**What you are asked to do:**
Copy every line of the data exactly, leaving nothing out.

Figure record listings
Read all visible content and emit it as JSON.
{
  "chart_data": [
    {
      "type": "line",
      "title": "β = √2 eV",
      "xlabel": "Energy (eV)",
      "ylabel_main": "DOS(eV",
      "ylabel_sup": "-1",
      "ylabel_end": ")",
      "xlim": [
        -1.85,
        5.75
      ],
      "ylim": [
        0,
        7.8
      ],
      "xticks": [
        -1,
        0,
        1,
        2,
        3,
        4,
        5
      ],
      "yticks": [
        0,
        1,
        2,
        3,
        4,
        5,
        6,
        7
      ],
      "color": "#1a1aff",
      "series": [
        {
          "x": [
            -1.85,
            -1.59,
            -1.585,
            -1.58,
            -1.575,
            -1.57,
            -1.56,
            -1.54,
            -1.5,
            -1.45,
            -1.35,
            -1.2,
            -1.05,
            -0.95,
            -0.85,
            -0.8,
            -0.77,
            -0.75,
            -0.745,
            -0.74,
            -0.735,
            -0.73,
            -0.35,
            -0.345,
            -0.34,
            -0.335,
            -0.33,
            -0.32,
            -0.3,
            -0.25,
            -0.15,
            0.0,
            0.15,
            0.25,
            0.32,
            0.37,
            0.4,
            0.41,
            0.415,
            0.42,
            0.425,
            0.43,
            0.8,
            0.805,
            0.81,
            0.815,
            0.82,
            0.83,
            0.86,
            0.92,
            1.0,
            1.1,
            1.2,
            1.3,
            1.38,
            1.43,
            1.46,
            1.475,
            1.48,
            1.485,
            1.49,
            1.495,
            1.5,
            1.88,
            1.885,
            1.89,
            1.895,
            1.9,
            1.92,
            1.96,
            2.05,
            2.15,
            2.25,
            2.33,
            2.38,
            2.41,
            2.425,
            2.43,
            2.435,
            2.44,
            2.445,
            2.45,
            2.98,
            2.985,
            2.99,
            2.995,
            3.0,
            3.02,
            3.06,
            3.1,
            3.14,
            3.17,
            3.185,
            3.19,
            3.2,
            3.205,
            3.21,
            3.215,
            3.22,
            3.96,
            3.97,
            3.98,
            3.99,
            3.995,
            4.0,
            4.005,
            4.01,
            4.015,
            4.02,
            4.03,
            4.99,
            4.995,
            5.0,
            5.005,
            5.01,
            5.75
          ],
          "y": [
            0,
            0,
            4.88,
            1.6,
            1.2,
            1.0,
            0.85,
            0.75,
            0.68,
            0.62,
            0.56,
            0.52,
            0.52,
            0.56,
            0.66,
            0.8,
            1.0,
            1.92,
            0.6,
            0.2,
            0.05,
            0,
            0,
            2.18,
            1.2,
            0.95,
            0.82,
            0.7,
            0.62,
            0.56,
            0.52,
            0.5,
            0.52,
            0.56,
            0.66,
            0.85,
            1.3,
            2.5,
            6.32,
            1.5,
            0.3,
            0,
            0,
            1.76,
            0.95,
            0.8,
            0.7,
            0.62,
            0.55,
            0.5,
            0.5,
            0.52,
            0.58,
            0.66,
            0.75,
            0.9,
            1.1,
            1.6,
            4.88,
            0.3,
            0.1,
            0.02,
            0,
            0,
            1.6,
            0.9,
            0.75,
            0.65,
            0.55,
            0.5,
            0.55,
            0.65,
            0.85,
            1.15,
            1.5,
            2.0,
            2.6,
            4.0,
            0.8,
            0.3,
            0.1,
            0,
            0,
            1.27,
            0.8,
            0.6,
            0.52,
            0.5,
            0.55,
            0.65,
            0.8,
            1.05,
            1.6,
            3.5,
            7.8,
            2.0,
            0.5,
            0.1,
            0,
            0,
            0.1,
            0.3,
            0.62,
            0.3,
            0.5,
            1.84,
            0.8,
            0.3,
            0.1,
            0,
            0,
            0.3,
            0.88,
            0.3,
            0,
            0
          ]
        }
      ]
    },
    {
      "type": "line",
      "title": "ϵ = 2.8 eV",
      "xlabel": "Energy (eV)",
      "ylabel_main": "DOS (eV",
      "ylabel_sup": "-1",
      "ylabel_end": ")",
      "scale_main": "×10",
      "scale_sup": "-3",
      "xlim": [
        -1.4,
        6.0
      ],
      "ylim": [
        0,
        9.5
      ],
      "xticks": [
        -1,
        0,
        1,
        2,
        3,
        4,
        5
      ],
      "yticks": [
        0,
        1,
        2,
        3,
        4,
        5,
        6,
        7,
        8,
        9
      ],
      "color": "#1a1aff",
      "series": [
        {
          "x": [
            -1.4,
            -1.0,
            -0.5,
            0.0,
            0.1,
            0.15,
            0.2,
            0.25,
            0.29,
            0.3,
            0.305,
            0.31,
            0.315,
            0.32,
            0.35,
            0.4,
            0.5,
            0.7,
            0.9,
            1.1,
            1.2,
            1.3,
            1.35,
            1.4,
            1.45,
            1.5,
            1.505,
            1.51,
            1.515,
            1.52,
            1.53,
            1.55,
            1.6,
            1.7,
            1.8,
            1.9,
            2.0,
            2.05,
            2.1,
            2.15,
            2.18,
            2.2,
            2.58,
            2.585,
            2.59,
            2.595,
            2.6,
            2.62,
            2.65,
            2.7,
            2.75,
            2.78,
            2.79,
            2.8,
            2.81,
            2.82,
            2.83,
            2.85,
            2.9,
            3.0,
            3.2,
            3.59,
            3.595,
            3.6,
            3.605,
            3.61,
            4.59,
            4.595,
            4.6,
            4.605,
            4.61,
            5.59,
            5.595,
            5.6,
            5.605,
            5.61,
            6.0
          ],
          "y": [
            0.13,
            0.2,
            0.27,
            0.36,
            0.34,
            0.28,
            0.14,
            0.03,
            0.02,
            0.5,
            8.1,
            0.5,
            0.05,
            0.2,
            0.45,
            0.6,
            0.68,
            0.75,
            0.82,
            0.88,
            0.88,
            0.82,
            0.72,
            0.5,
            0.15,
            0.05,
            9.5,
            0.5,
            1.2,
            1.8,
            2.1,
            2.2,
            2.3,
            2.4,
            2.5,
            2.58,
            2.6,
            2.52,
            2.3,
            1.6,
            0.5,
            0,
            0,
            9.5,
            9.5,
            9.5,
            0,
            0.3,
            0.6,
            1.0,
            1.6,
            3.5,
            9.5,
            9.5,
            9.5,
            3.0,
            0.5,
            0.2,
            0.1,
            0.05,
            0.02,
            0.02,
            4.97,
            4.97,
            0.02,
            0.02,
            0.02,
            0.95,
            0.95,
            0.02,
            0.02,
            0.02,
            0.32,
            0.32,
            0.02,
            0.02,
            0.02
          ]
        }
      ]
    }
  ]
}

**Expected output:**
Read all visible content and emit it as JSON.
{
  "chart_data": [
    {
      "type": "line",
      "title": "β = √2 eV",
      "xlabel": "Energy (eV)",
      "ylabel_main": "DOS(eV",
      "ylabel_sup": "-1",
      "ylabel_end": ")",
      "xlim": [
        -1.85,
        5.75
      ],
      "ylim": [
        0,
        7.8
      ],
      "xticks": [
        -1,
        0,
        1,
        2,
        3,
        4,
        5
      ],
      "yticks": [
        0,
        1,
        2,
        3,
        4,
        5,
        6,
        7
      ],
      "color": "#1a1aff",
      "series": [
        {
          "x": [
            -1.85,
            -1.59,
            -1.585,
            -1.58,
            -1.575,
            -1.57,
            -1.56,
            -1.54,
            -1.5,
            -1.45,
            -1.35,
            -1.2,
            -1.05,
            -0.95,
            -0.85,
            -0.8,
            -0.77,
            -0.75,
            -0.745,
            -0.74,
            -0.735,
            -0.73,
            -0.35,
            -0.345,
            -0.34,
            -0.335,
            -0.33,
            -0.32,
            -0.3,
            -0.25,
            -0.15,
            0.0,
            0.15,
            0.25,
            0.32,
            0.37,
            0.4,
            0.41,
            0.415,
            0.42,
            0.425,
            0.43,
            0.8,
            0.805,
            0.81,
            0.815,
            0.82,
            0.83,
            0.86,
            0.92,
            1.0,
            1.1,
            1.2,
            1.3,
            1.38,
            1.43,
            1.46,
            1.475,
            1.48,
            1.485,
            1.49,
            1.495,
            1.5,
            1.88,
            1.885,
            1.89,
            1.895,
            1.9,
            1.92,
            1.96,
            2.05,
            2.15,
            2.25,
            2.33,
            2.38,
            2.41,
            2.425,
            2.43,
            2.435,
            2.44,
            2.445,
            2.45,
            2.98,
            2.985,
            2.99,
            2.995,
            3.0,
            3.02,
            3.06,
            3.1,
            3.14,
            3.17,
            3.185,
            3.19,
            3.2,
            3.205,
            3.21,
            3.215,
            3.22,
            3.96,
            3.97,
            3.98,
            3.99,
            3.995,
            4.0,
            4.005,
            4.01,
            4.015,
            4.02,
            4.03,
            4.99,
            4.995,
            5.0,
            5.005,
            5.01,
            5.75
          ],
          "y": [
            0,
            0,
            4.88,
            1.6,
            1.2,
            1.0,
            0.85,
            0.75,
            0.68,
            0.62,
            0.56,
            0.52,
            0.52,
            0.56,
            0.66,
            0.8,
            1.0,
            1.92,
            0.6,
            0.2,
            0.05,
            0,
            0,
            2.18,
            1.2,
            0.95,
            0.82,
            0.7,
            0.62,
            0.56,
            0.52,
            0.5,
            0.52,
            0.56,
            0.66,
            0.85,
            1.3,
            2.5,
            6.32,
            1.5,
            0.3,
            0,
            0,
            1.76,
            0.95,
            0.8,
            0.7,
            0.62,
            0.55,
            0.5,
            0.5,
            0.52,
            0.58,
            0.66,
            0.75,
            0.9,
            1.1,
            1.6,
            4.88,
            0.3,
            0.1,
            0.02,
            0,
            0,
            1.6,
            0.9,
            0.75,
            0.65,
            0.55,
            0.5,
            0.55,
            0.65,
            0.85,
            1.15,
            1.5,
            2.0,
            2.6,
            4.0,
            0.8,
            0.3,
            0.1,
            0,
            0,
            1.27,
            0.8,
            0.6,
            0.52,
            0.5,
            0.55,
            0.65,
            0.8,
            1.05,
            1.6,
            3.5,
            7.8,
            2.0,
            0.5,
            0.1,
            0,
            0,
            0.1,
            0.3,
            0.62,
            0.3,
            0.5,
            1.84,
            0.8,
            0.3,
            0.1,
            0,
            0,
            0.3,
            0.88,
            0.3,
            0,
            0
          ]
        }
      ]
    },
    {
      "type": "line",
      "title": "ϵ = 2.8 eV",
      "xlabel": "Energy (eV)",
      "ylabel_main": "DOS (eV",
      "ylabel_sup": "-1",
      "ylabel_end": ")",
      "scale_main": "×10",
      "scale_sup": "-3",
      "xlim": [
        -1.4,
        6.0
      ],
      "ylim": [
        0,
        9.5
      ],
      "xticks": [
        -1,
        0,
        1,
        2,
        3,
        4,
        5
      ],
      "yticks": [
        0,
        1,
        2,
        3,
        4,
        5,
        6,
        7,
        8,
        9
      ],
      "color": "#1a1aff",
      "series": [
        {
          "x": [
            -1.4,
            -1.0,
            -0.5,
            0.0,
            0.1,
            0.15,
            0.2,
            0.25,
            0.29,
            0.3,
            0.305,
            0.31,
            0.315,
            0.32,
            0.35,
            0.4,
            0.5,
            0.7,
            0.9,
            1.1,
            1.2,
            1.3,
            1.35,
            1.4,
            1.45,
            1.5,
            1.505,
            1.51,
            1.515,
            1.52,
            1.53,
            1.55,
            1.6,
            1.7,
            1.8,
            1.9,
            2.0,
            2.05,
            2.1,
            2.15,
            2.18,
            2.2,
            2.58,
            2.585,
            2.59,
            2.595,
            2.6,
            2.62,
            2.65,
            2.7,
            2.75,
            2.78,
            2.79,
            2.8,
            2.81,
            2.82,
            2.83,
            2.85,
            2.9,
            3.0,
            3.2,
            3.59,
            3.595,
            3.6,
            3.605,
            3.61,
            4.59,
            4.595,
            4.6,
            4.605,
            4.61,
            5.59,
            5.595,
            5.6,
            5.605,
            5.61,
            6.0
          ],
          "y": [
            0.13,
            0.2,
            0.27,
            0.36,
            0.34,
            0.28,
            0.14,
            0.03,
            0.02,
            0.5,
            8.1,
            0.5,
            0.05,
            0.2,
            0.45,
            0.6,
            0.68,
            0.75,
            0.82,
            0.88,
            0.88,
            0.82,
            0.72,
            0.5,
            0.15,
            0.05,
            9.5,
            0.5,
            1.2,
            1.8,
            2.1,
            2.2,
            2.3,
            2.4,
            2.5,
            2.58,
            2.6,
            2.52,
            2.3,
            1.6,
            0.5,
            0,
            0,
            9.5,
            9.5,
            9.5,
            0,
            0.3,
            0.6,
            1.0,
            1.6,
            3.5,
            9.5,
            9.5,
            9.5,
            3.0,
            0.5,
            0.2,
            0.1,
            0.05,
            0.02,
            0.02,
            4.97,
            4.97,
            0.02,
            0.02,
            0.02,
            0.95,
            0.95,
            0.02,
            0.02,
            0.02,
            0.32,
            0.32,
            0.02,
            0.02,
            0.02
          ]
        }
      ]
    }
  ]
}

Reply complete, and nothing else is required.